>>>>>

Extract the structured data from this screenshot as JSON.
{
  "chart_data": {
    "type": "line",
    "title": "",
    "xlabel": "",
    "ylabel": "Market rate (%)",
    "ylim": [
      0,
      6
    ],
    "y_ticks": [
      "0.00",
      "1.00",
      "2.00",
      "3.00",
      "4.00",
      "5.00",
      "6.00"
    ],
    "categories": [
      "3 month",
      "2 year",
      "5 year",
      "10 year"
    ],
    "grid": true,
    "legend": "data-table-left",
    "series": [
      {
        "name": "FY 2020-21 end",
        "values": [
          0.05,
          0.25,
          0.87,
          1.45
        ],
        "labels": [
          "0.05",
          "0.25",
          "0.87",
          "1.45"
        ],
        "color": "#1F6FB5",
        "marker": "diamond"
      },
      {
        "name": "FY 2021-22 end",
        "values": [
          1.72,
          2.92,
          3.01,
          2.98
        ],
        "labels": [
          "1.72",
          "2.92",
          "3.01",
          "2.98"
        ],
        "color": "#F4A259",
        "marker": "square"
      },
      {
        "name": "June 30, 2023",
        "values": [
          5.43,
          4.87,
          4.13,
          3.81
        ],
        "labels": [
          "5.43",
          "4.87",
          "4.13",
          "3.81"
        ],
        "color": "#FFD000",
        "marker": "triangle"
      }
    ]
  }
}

<<<<<

In the records above, collect each line with "color".

_The output_
        "color": "#1F6FB5",
        "color": "#F4A259",
        "color": "#FFD000",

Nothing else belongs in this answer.